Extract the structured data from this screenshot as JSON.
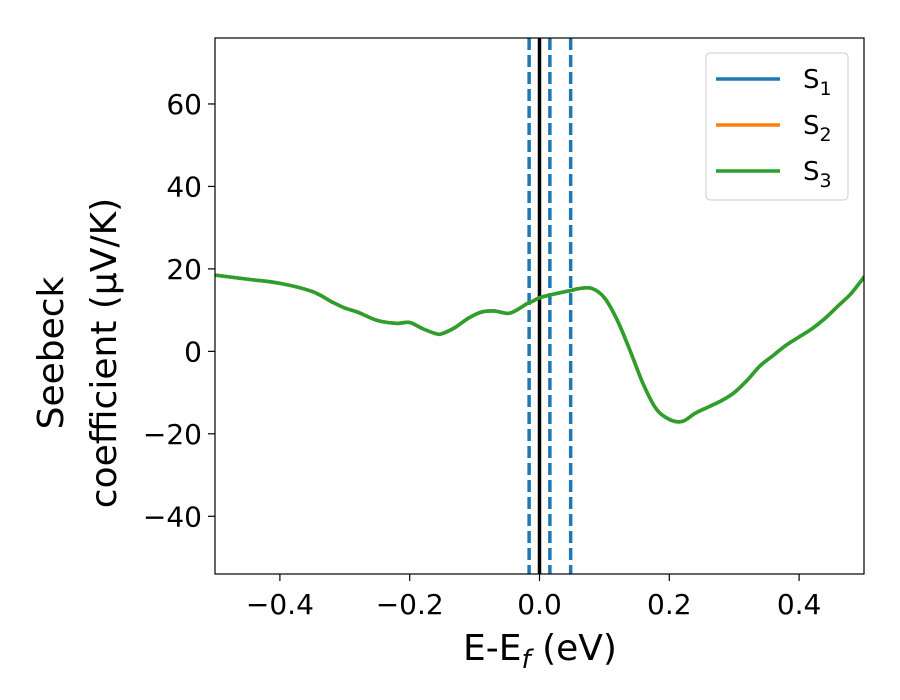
{
  "chart_data": {
    "type": "line",
    "xlabel": "E-E",
    "xlabel_sub": "f",
    "xlabel_unit": " (eV)",
    "ylabel_line1": "Seebeck",
    "ylabel_line2": "coefficient  (μV/K)",
    "xlim": [
      -0.5,
      0.5
    ],
    "ylim": [
      -54,
      76
    ],
    "x_ticks": [
      -0.4,
      -0.2,
      0.0,
      0.2,
      0.4
    ],
    "x_tick_labels": [
      "−0.4",
      "−0.2",
      "0.0",
      "0.2",
      "0.4"
    ],
    "y_ticks": [
      -40,
      -20,
      0,
      20,
      40,
      60
    ],
    "y_tick_labels": [
      "−40",
      "−20",
      "0",
      "20",
      "40",
      "60"
    ],
    "grid": false,
    "legend_position": "top-right",
    "x": [
      -0.5,
      -0.45,
      -0.4,
      -0.35,
      -0.32,
      -0.3,
      -0.28,
      -0.25,
      -0.22,
      -0.2,
      -0.18,
      -0.16,
      -0.15,
      -0.13,
      -0.11,
      -0.09,
      -0.07,
      -0.05,
      -0.04,
      -0.03,
      -0.02,
      -0.01,
      0.0,
      0.02,
      0.04,
      0.05,
      0.06,
      0.08,
      0.1,
      0.12,
      0.14,
      0.16,
      0.18,
      0.2,
      0.22,
      0.24,
      0.26,
      0.28,
      0.3,
      0.32,
      0.34,
      0.36,
      0.38,
      0.4,
      0.42,
      0.44,
      0.46,
      0.48,
      0.5
    ],
    "series": [
      {
        "name": "S₁",
        "label_base": "S",
        "label_sub": "1",
        "color": "#1f77b4",
        "values": [
          18.5,
          17.5,
          16.5,
          14.5,
          12,
          10.5,
          9.5,
          7.5,
          6.8,
          7,
          5.5,
          4.3,
          4.3,
          5.8,
          8,
          9.5,
          9.8,
          9.2,
          9.6,
          10.5,
          11.5,
          12.2,
          13,
          13.8,
          14.5,
          14.8,
          15.2,
          15.3,
          13,
          7.5,
          0,
          -8,
          -14,
          -16.5,
          -17,
          -15,
          -13.5,
          -12,
          -10,
          -7,
          -3.5,
          -1,
          1.5,
          3.5,
          5.5,
          8,
          11,
          14,
          18
        ]
      },
      {
        "name": "S₂",
        "label_base": "S",
        "label_sub": "2",
        "color": "#ff7f0e",
        "values": [
          18.5,
          17.5,
          16.5,
          14.5,
          12,
          10.5,
          9.5,
          7.5,
          6.8,
          7,
          5.5,
          4.3,
          4.3,
          5.8,
          8,
          9.5,
          9.8,
          9.2,
          9.6,
          10.5,
          11.5,
          12.2,
          13,
          13.8,
          14.5,
          14.8,
          15.2,
          15.3,
          13,
          7.5,
          0,
          -8,
          -14,
          -16.5,
          -17,
          -15,
          -13.5,
          -12,
          -10,
          -7,
          -3.5,
          -1,
          1.5,
          3.5,
          5.5,
          8,
          11,
          14,
          18
        ]
      },
      {
        "name": "S₃",
        "label_base": "S",
        "label_sub": "3",
        "color": "#2ca02c",
        "values": [
          18.5,
          17.5,
          16.5,
          14.5,
          12,
          10.5,
          9.5,
          7.5,
          6.8,
          7,
          5.5,
          4.3,
          4.3,
          5.8,
          8,
          9.5,
          9.8,
          9.2,
          9.6,
          10.5,
          11.5,
          12.2,
          13,
          13.8,
          14.5,
          14.8,
          15.2,
          15.3,
          13,
          7.5,
          0,
          -8,
          -14,
          -16.5,
          -17,
          -15,
          -13.5,
          -12,
          -10,
          -7,
          -3.5,
          -1,
          1.5,
          3.5,
          5.5,
          8,
          11,
          14,
          18
        ]
      }
    ],
    "vlines": [
      {
        "x": 0.0,
        "color": "#000000",
        "style": "solid"
      },
      {
        "x": -0.016,
        "color": "#1f77b4",
        "style": "dashed"
      },
      {
        "x": 0.016,
        "color": "#1f77b4",
        "style": "dashed"
      },
      {
        "x": 0.048,
        "color": "#1f77b4",
        "style": "dashed"
      }
    ]
  }
}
· · · · · · ·
§ **THE TASK**: Write out each entry exactly as given, omitting any picture.

§ **EXPECTED ANSWER**:
Extract the structured data from this screenshot as JSON.
{
  "chart_data": {
    "type": "line",
    "xlabel": "E-E",
    "xlabel_sub": "f",
    "xlabel_unit": " (eV)",
    "ylabel_line1": "Seebeck",
    "ylabel_line2": "coefficient  (μV/K)",
    "xlim": [
      -0.5,
      0.5
    ],
    "ylim": [
      -54,
      76
    ],
    "x_ticks": [
      -0.4,
      -0.2,
      0.0,
      0.2,
      0.4
    ],
    "x_tick_labels": [
      "−0.4",
      "−0.2",
      "0.0",
      "0.2",
      "0.4"
    ],
    "y_ticks": [
      -40,
      -20,
      0,
      20,
      40,
      60
    ],
    "y_tick_labels": [
      "−40",
      "−20",
      "0",
      "20",
      "40",
      "60"
    ],
    "grid": false,
    "legend_position": "top-right",
    "x": [
      -0.5,
      -0.45,
      -0.4,
      -0.35,
      -0.32,
      -0.3,
      -0.28,
      -0.25,
      -0.22,
      -0.2,
      -0.18,
      -0.16,
      -0.15,
      -0.13,
      -0.11,
      -0.09,
      -0.07,
      -0.05,
      -0.04,
      -0.03,
      -0.02,
      -0.01,
      0.0,
      0.02,
      0.04,
      0.05,
      0.06,
      0.08,
      0.1,
      0.12,
      0.14,
      0.16,
      0.18,
      0.2,
      0.22,
      0.24,
      0.26,
      0.28,
      0.3,
      0.32,
      0.34,
      0.36,
      0.38,
      0.4,
      0.42,
      0.44,
      0.46,
      0.48,
      0.5
    ],
    "series": [
      {
        "name": "S₁",
        "label_base": "S",
        "label_sub": "1",
        "color": "#1f77b4",
        "values": [
          18.5,
          17.5,
          16.5,
          14.5,
          12,
          10.5,
          9.5,
          7.5,
          6.8,
          7,
          5.5,
          4.3,
          4.3,
          5.8,
          8,
          9.5,
          9.8,
          9.2,
          9.6,
          10.5,
          11.5,
          12.2,
          13,
          13.8,
          14.5,
          14.8,
          15.2,
          15.3,
          13,
          7.5,
          0,
          -8,
          -14,
          -16.5,
          -17,
          -15,
          -13.5,
          -12,
          -10,
          -7,
          -3.5,
          -1,
          1.5,
          3.5,
          5.5,
          8,
          11,
          14,
          18
        ]
      },
      {
        "name": "S₂",
        "label_base": "S",
        "label_sub": "2",
        "color": "#ff7f0e",
        "values": [
          18.5,
          17.5,
          16.5,
          14.5,
          12,
          10.5,
          9.5,
          7.5,
          6.8,
          7,
          5.5,
          4.3,
          4.3,
          5.8,
          8,
          9.5,
          9.8,
          9.2,
          9.6,
          10.5,
          11.5,
          12.2,
          13,
          13.8,
          14.5,
          14.8,
          15.2,
          15.3,
          13,
          7.5,
          0,
          -8,
          -14,
          -16.5,
          -17,
          -15,
          -13.5,
          -12,
          -10,
          -7,
          -3.5,
          -1,
          1.5,
          3.5,
          5.5,
          8,
          11,
          14,
          18
        ]
      },
      {
        "name": "S₃",
        "label_base": "S",
        "label_sub": "3",
        "color": "#2ca02c",
        "values": [
          18.5,
          17.5,
          16.5,
          14.5,
          12,
          10.5,
          9.5,
          7.5,
          6.8,
          7,
          5.5,
          4.3,
          4.3,
          5.8,
          8,
          9.5,
          9.8,
          9.2,
          9.6,
          10.5,
          11.5,
          12.2,
          13,
          13.8,
          14.5,
          14.8,
          15.2,
          15.3,
          13,
          7.5,
          0,
          -8,
          -14,
          -16.5,
          -17,
          -15,
          -13.5,
          -12,
          -10,
          -7,
          -3.5,
          -1,
          1.5,
          3.5,
          5.5,
          8,
          11,
          14,
          18
        ]
      }
    ],
    "vlines": [
      {
        "x": 0.0,
        "color": "#000000",
        "style": "solid"
      },
      {
        "x": -0.016,
        "color": "#1f77b4",
        "style": "dashed"
      },
      {
        "x": 0.016,
        "color": "#1f77b4",
        "style": "dashed"
      },
      {
        "x": 0.048,
        "color": "#1f77b4",
        "style": "dashed"
      }
    ]
  }
}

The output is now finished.